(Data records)
————
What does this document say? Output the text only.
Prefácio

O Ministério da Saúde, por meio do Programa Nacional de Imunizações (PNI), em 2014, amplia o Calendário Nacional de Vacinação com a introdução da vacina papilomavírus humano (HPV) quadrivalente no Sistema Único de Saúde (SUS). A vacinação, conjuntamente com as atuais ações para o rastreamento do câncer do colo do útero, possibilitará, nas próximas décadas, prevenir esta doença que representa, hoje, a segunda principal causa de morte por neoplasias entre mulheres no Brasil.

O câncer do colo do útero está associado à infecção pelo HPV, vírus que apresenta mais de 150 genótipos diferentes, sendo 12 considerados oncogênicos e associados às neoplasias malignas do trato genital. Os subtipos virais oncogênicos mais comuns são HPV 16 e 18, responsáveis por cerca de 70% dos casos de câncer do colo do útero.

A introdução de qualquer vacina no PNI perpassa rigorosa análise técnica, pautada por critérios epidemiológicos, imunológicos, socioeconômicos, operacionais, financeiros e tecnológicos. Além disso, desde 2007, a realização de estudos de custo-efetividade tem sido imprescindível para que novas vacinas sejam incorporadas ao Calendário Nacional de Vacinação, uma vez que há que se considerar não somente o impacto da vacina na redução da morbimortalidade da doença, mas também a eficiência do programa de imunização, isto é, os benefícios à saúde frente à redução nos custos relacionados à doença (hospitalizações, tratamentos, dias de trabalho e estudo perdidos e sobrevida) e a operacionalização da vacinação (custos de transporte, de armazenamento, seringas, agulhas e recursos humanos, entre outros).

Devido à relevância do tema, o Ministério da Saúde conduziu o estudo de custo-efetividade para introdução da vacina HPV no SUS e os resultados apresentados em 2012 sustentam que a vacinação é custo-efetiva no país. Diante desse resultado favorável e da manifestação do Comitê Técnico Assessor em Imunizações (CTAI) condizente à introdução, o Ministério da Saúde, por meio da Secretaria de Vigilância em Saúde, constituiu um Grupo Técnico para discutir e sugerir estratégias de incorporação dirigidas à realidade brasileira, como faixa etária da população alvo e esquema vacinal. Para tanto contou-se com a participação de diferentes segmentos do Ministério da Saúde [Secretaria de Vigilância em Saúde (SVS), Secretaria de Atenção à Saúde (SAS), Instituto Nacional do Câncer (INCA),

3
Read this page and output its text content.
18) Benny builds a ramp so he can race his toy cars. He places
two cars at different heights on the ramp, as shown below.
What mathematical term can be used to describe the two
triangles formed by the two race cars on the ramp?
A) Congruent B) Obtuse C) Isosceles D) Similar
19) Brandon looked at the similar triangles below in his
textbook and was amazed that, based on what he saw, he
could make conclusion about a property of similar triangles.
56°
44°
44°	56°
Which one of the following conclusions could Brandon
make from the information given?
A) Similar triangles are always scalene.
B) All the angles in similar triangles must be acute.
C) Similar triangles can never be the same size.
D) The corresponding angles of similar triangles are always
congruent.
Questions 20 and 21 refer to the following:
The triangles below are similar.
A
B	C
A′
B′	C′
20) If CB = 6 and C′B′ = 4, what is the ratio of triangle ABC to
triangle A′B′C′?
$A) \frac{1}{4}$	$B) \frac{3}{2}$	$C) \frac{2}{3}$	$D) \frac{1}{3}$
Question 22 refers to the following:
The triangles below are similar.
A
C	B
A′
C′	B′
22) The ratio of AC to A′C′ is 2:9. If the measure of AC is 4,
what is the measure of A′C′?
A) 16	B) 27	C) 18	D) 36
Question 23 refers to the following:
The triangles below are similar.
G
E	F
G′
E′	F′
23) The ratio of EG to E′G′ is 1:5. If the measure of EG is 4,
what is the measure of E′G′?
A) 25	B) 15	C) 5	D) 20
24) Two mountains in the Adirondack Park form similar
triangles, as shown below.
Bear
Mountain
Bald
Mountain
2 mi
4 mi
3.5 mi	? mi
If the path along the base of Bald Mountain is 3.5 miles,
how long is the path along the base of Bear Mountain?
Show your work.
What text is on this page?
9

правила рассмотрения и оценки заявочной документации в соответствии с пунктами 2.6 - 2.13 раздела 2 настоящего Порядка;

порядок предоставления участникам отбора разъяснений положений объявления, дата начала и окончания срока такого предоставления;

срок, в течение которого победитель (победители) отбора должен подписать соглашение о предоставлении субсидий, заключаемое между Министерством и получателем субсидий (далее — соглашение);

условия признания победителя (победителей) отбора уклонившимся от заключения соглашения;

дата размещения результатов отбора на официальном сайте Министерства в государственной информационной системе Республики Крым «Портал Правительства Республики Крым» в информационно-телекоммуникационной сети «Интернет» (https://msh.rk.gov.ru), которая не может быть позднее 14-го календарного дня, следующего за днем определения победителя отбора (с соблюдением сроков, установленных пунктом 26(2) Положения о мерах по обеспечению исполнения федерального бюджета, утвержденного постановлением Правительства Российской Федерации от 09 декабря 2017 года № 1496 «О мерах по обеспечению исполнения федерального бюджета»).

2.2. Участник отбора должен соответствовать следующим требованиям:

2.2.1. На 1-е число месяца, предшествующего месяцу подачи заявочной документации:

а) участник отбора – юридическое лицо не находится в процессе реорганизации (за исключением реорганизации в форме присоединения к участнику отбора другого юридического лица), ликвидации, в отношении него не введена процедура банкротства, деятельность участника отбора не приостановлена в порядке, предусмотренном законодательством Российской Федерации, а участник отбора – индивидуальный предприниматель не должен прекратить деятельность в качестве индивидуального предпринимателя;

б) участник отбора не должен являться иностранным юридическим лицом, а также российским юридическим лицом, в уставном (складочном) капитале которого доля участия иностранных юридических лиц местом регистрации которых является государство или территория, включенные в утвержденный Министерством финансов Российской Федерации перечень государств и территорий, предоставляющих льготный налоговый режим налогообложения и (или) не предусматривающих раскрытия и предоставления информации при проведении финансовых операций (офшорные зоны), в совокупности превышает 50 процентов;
————
→ **GIVEN EXERCISE**
Repeat all the entries exactly as given.

→ **EXERCISE RESULT**
What does this document say? Output the text only.
Prefácio

O Ministério da Saúde, por meio do Programa Nacional de Imunizações (PNI), em 2014, amplia o Calendário Nacional de Vacinação com a introdução da vacina papilomavírus humano (HPV) quadrivalente no Sistema Único de Saúde (SUS). A vacinação, conjuntamente com as atuais ações para o rastreamento do câncer do colo do útero, possibilitará, nas próximas décadas, prevenir esta doença que representa, hoje, a segunda principal causa de morte por neoplasias entre mulheres no Brasil.

O câncer do colo do útero está associado à infecção pelo HPV, vírus que apresenta mais de 150 genótipos diferentes, sendo 12 considerados oncogênicos e associados às neoplasias malignas do trato genital. Os subtipos virais oncogênicos mais comuns são HPV 16 e 18, responsáveis por cerca de 70% dos casos de câncer do colo do útero.

A introdução de qualquer vacina no PNI perpassa rigorosa análise técnica, pautada por critérios epidemiológicos, imunológicos, socioeconômicos, operacionais, financeiros e tecnológicos. Além disso, desde 2007, a realização de estudos de custo-efetividade tem sido imprescindível para que novas vacinas sejam incorporadas ao Calendário Nacional de Vacinação, uma vez que há que se considerar não somente o impacto da vacina na redução da morbimortalidade da doença, mas também a eficiência do programa de imunização, isto é, os benefícios à saúde frente à redução nos custos relacionados à doença (hospitalizações, tratamentos, dias de trabalho e estudo perdidos e sobrevida) e a operacionalização da vacinação (custos de transporte, de armazenamento, seringas, agulhas e recursos humanos, entre outros).

Devido à relevância do tema, o Ministério da Saúde conduziu o estudo de custo-efetividade para introdução da vacina HPV no SUS e os resultados apresentados em 2012 sustentam que a vacinação é custo-efetiva no país. Diante desse resultado favorável e da manifestação do Comitê Técnico Assessor em Imunizações (CTAI) condizente à introdução, o Ministério da Saúde, por meio da Secretaria de Vigilância em Saúde, constituiu um Grupo Técnico para discutir e sugerir estratégias de incorporação dirigidas à realidade brasileira, como faixa etária da população alvo e esquema vacinal. Para tanto contou-se com a participação de diferentes segmentos do Ministério da Saúde [Secretaria de Vigilância em Saúde (SVS), Secretaria de Atenção à Saúde (SAS), Instituto Nacional do Câncer (INCA),

3
Read this page and output its text content.
18) Benny builds a ramp so he can race his toy cars. He places
two cars at different heights on the ramp, as shown below.
What mathematical term can be used to describe the two
triangles formed by the two race cars on the ramp?
A) Congruent B) Obtuse C) Isosceles D) Similar
19) Brandon looked at the similar triangles below in his
textbook and was amazed that, based on what he saw, he
could make conclusion about a property of similar triangles.
56°
44°
44°	56°
Which one of the following conclusions could Brandon
make from the information given?
A) Similar triangles are always scalene.
B) All the angles in similar triangles must be acute.
C) Similar triangles can never be the same size.
D) The corresponding angles of similar triangles are always
congruent.
Questions 20 and 21 refer to the following:
The triangles below are similar.
A
B	C
A′
B′	C′
20) If CB = 6 and C′B′ = 4, what is the ratio of triangle ABC to
triangle A′B′C′?
$A) \frac{1}{4}$	$B) \frac{3}{2}$	$C) \frac{2}{3}$	$D) \frac{1}{3}$
Question 22 refers to the following:
The triangles below are similar.
A
C	B
A′
C′	B′
22) The ratio of AC to A′C′ is 2:9. If the measure of AC is 4,
what is the measure of A′C′?
A) 16	B) 27	C) 18	D) 36
Question 23 refers to the following:
The triangles below are similar.
G
E	F
G′
E′	F′
23) The ratio of EG to E′G′ is 1:5. If the measure of EG is 4,
what is the measure of E′G′?
A) 25	B) 15	C) 5	D) 20
24) Two mountains in the Adirondack Park form similar
triangles, as shown below.
Bear
Mountain
Bald
Mountain
2 mi
4 mi
3.5 mi	? mi
If the path along the base of Bald Mountain is 3.5 miles,
how long is the path along the base of Bear Mountain?
Show your work.
What text is on this page?
9

правила рассмотрения и оценки заявочной документации в соответствии с пунктами 2.6 - 2.13 раздела 2 настоящего Порядка;

порядок предоставления участникам отбора разъяснений положений объявления, дата начала и окончания срока такого предоставления;

срок, в течение которого победитель (победители) отбора должен подписать соглашение о предоставлении субсидий, заключаемое между Министерством и получателем субсидий (далее — соглашение);

условия признания победителя (победителей) отбора уклонившимся от заключения соглашения;

дата размещения результатов отбора на официальном сайте Министерства в государственной информационной системе Республики Крым «Портал Правительства Республики Крым» в информационно-телекоммуникационной сети «Интернет» (https://msh.rk.gov.ru), которая не может быть позднее 14-го календарного дня, следующего за днем определения победителя отбора (с соблюдением сроков, установленных пунктом 26(2) Положения о мерах по обеспечению исполнения федерального бюджета, утвержденного постановлением Правительства Российской Федерации от 09 декабря 2017 года № 1496 «О мерах по обеспечению исполнения федерального бюджета»).

2.2. Участник отбора должен соответствовать следующим требованиям:

2.2.1. На 1-е число месяца, предшествующего месяцу подачи заявочной документации:

а) участник отбора – юридическое лицо не находится в процессе реорганизации (за исключением реорганизации в форме присоединения к участнику отбора другого юридического лица), ликвидации, в отношении него не введена процедура банкротства, деятельность участника отбора не приостановлена в порядке, предусмотренном законодательством Российской Федерации, а участник отбора – индивидуальный предприниматель не должен прекратить деятельность в качестве индивидуального предпринимателя;

б) участник отбора не должен являться иностранным юридическим лицом, а также российским юридическим лицом, в уставном (складочном) капитале которого доля участия иностранных юридических лиц местом регистрации которых является государство или территория, включенные в утвержденный Министерством финансов Российской Федерации перечень государств и территорий, предоставляющих льготный налоговый режим налогообложения и (или) не предусматривающих раскрытия и предоставления информации при проведении финансовых операций (офшорные зоны), в совокупности превышает 50 процентов;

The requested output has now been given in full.